A minister and a prime minister's comments on the wondrous technologies available to us five millennia ago - the ability to fly to Mars and transplant cross-species organs by choice. Then you read of minorities being targetted by majoritarian ultra-right gangs and the Government watching silently by the sidelines. Of attacks on women in broad daylight and misogynistic remarks by ministers in Government. Of Government snooping and control over the Internet. Of a celebration of poor education, as if we have become what we are because we sneered at education!
Suddenly this place begins looking like a not-very-safe place to invest money than can very well liquidate my company, if I fail. I will begin reading up on other nations - maybe South Africa or China or Brazil, all nations who have the same skills that we are showing off, but who have stable, polite societies and political dispensations that are not at odds with themselves.
We have to:
1. Ensure we are a secular polity, not constantly driven by a majoritarian itch to 'teach a lesson' to the minorities. This will create the image of a stable society, at peace with itself and able to use its energies towards nation building. This is probably the most important of things to do.
2. Respect the rights of the individual. There are no collective rights. All rights belong exclusively to the individual. Everyone's rights are circumscribed only where another's nose begins. I have the right to eat cowdung or meat or bitter gourds. No one has the right to curtail my right to eat anything, least of all the state.
3. Respect in society and the law, for women and swift legal retaliation against those who infringe those laws. Only then will more liberal societies think of investing in India. We must understand that those societies are well-to-do because they are liberal, not liberal because they are well-to-do. We have degraded our current polity to one that sneers at liberalism. That won't do!
4. We have to be seen as a society that runs by and respects the rule of law. From seat-belts to swift retaliation against the highest, even in the ruling dispensation, every aspect of our lives should be seen to be driven by the rule of law. And we certainly cannot be seen as a nation where judges can be bribed, cajoled, threatened or otherwise compromised by the State.

::::

=== Given task ===
From the essay on India's society and investment climate, reproduce the part that opens with the words containing "Suddenly this place" and closes with "things to do.", substituting "secular state" for "secular polity". The records that come next are separate material and have no connection to the text.

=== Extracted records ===
::::

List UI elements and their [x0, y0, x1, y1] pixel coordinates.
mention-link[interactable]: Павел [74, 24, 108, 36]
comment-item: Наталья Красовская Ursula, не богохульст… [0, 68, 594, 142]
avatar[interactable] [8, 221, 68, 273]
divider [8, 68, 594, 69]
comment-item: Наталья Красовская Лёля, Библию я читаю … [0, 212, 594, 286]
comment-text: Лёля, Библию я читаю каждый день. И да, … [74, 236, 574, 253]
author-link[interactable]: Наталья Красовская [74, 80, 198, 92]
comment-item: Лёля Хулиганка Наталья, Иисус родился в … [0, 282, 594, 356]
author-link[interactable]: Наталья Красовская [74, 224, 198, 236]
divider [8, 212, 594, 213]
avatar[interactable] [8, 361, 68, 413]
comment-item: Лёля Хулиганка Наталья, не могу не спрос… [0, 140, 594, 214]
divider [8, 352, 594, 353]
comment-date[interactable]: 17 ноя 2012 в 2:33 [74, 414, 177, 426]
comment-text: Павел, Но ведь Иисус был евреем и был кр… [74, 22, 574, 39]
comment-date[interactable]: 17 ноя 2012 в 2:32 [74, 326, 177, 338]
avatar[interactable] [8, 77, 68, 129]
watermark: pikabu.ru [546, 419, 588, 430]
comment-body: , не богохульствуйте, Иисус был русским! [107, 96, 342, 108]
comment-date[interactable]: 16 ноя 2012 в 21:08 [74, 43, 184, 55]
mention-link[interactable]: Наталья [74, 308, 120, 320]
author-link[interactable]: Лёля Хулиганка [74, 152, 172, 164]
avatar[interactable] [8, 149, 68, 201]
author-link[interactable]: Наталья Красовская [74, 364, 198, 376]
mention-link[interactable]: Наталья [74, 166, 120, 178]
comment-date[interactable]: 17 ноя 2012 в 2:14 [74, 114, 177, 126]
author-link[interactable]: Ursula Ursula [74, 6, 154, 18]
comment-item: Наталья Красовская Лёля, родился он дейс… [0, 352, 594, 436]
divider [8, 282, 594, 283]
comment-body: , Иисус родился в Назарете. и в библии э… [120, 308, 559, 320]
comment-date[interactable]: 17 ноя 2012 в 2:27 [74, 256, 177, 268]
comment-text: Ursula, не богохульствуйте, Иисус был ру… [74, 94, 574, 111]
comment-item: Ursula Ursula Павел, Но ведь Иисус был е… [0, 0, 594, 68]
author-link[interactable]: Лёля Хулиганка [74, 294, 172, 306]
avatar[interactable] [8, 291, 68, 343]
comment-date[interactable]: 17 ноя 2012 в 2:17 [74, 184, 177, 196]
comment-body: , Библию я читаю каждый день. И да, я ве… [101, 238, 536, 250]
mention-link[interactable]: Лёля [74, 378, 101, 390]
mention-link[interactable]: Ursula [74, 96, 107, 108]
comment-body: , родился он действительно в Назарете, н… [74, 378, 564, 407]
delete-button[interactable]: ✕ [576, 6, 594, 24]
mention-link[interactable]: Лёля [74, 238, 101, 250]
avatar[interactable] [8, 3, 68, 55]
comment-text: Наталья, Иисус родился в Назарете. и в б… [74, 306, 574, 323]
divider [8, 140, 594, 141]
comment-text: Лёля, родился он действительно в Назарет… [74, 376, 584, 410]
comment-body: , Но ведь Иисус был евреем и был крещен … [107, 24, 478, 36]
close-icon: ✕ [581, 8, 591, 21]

::::

=== Answer to the exercise ===
Suddenly this place begins looking like a not-very-safe place to invest money than can very well liquidate my company, if I fail. I will begin reading up on other nations - maybe South Africa or China or Brazil, all nations who have the same skills that we are showing off, but who have stable, polite societies and political dispensations that are not at odds with themselves.
We have to:
1. Ensure we are a secular state, not constantly driven by a majoritarian itch to 'teach a lesson' to the minorities. This will create the image of a stable society, at peace with itself and able to use its energies towards nation building. This is probably the most important of things to do.